# icone finder?



## Jc Milhet (6 Décembre 2004)

Je pense que ce sujet a ete aborde plus d'une fois mais cependant je n'ai pas trouve comment changer les icones de finder et d'ordinateur.
une icones en forme d'Imac pour un Ibook!!!!Il pourai y penser chez apple.
enfin si quelqu'un a la solution....


----------



## xanadu (6 Décembre 2004)

stook a dit:
			
		

> Je pense que ce sujet a ete aborde plus d'une fois mais cependant je n'ai pas trouve comment changer les icones de finder et d'ordinateur.
> une icones en forme d'Imac pour un Ibook!!!!Il pourai y penser chez apple.
> enfin si quelqu'un a la solution....



Si j'ai bien compris ta question :

Je suppose que tu sais changer l'icone: "pomme i"/copier l'icone
Puis "pomme i" pour l'icone que tu veux changer et tu colles.
pour les icones y ' a plusieurs lien je te file celui la 
Et tu peux chercher sur le web c'est facile.
PS: Par contre si tu veux en créer ca c'est autre chose


----------



## JediMac (6 Décembre 2004)

Pour ce genre de customisation, resexcellence est un bon site. Il y a aussi Cocoricones.


----------



## Niconemo (6 Décembre 2004)

L'icône du finder et l'icône de l'ordinateur ne sont pas des icônes standard.
CandyBar peut se charger de les modifier sinon il faudra farfouiller un peu dans les fichiers du système...

(pour cocoricones.info je suis over-over-over-booked mais je ne laisse pas tomber l'affaire des nouvelle icônes vont venir  )


----------



## alfred (6 Décembre 2004)

l'application finder se trouve dans: système/biblio/coreservices


----------



## Jc Milhet (6 Décembre 2004)

oui changer des icones pas de probleme et des icones j'en ai a plus savoir qu'en faire....
mais le finder et l'ordi je n'y ai pas acces mais je vais essayer avec vos proposition.

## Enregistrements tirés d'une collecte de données

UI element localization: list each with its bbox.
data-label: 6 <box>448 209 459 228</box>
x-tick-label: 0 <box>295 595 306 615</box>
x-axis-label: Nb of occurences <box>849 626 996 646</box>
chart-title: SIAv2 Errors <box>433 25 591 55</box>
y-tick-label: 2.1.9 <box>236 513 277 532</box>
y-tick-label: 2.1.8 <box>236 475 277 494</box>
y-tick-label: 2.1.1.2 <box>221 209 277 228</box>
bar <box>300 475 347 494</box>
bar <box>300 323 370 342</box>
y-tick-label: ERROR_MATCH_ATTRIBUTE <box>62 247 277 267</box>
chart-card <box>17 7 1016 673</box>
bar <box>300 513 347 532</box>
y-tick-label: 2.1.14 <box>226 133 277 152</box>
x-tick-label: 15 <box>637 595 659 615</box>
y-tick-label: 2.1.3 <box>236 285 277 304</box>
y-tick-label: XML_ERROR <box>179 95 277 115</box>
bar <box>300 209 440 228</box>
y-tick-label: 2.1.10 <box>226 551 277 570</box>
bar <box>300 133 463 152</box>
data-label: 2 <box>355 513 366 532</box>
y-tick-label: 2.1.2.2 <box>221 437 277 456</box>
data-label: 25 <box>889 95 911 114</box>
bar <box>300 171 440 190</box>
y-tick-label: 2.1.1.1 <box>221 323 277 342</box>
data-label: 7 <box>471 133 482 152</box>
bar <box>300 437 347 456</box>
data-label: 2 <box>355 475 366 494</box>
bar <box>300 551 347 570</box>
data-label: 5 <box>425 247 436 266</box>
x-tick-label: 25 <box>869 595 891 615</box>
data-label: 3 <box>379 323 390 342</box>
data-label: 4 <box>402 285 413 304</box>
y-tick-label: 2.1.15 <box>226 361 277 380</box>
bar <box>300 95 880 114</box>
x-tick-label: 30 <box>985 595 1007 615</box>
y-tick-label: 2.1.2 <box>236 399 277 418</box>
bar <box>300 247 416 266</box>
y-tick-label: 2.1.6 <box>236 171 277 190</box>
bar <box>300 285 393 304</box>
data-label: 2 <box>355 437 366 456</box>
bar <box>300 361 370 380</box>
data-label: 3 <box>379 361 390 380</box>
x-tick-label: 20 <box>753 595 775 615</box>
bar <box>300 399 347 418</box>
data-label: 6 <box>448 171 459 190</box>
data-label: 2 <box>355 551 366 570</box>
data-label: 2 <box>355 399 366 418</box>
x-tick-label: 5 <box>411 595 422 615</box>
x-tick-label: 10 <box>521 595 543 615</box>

## CONSIGNE ÉCRITE 1
Répondez à ces questions sur la discussion consacrée aux icônes du Finder.
(a) Quelle application le message de Niconemo cite-t-il pour modifier les icônes du Finder et de l'ordinateur ?
(b) D'après le message d'alfred, dans quel dossier se trouve l'application Finder ?
(c) Quels sites le message de JediMac recommande-t-il pour ce genre de personnalisation ?
## CONSIGNE ÉCRITE 2
Dans la discussion sur les icônes du Finder, reformulez sous forme de liste le paragraphe qui commence par « L'icône du finder et l'icône de l'ordinateur », en conservant ses faits principaux.

## SOLUTION COMPLÈTE 1
(a) CandyBar.
(b) Dans système/biblio/coreservices.
(c) Resexcellence et Cocoricones.

## SOLUTION COMPLÈTE 2
- Les icônes du Finder et de l'ordinateur ne sont pas des icônes standard.
- CandyBar peut les modifier.
- Sinon, il faut fouiller un peu dans les fichiers du système.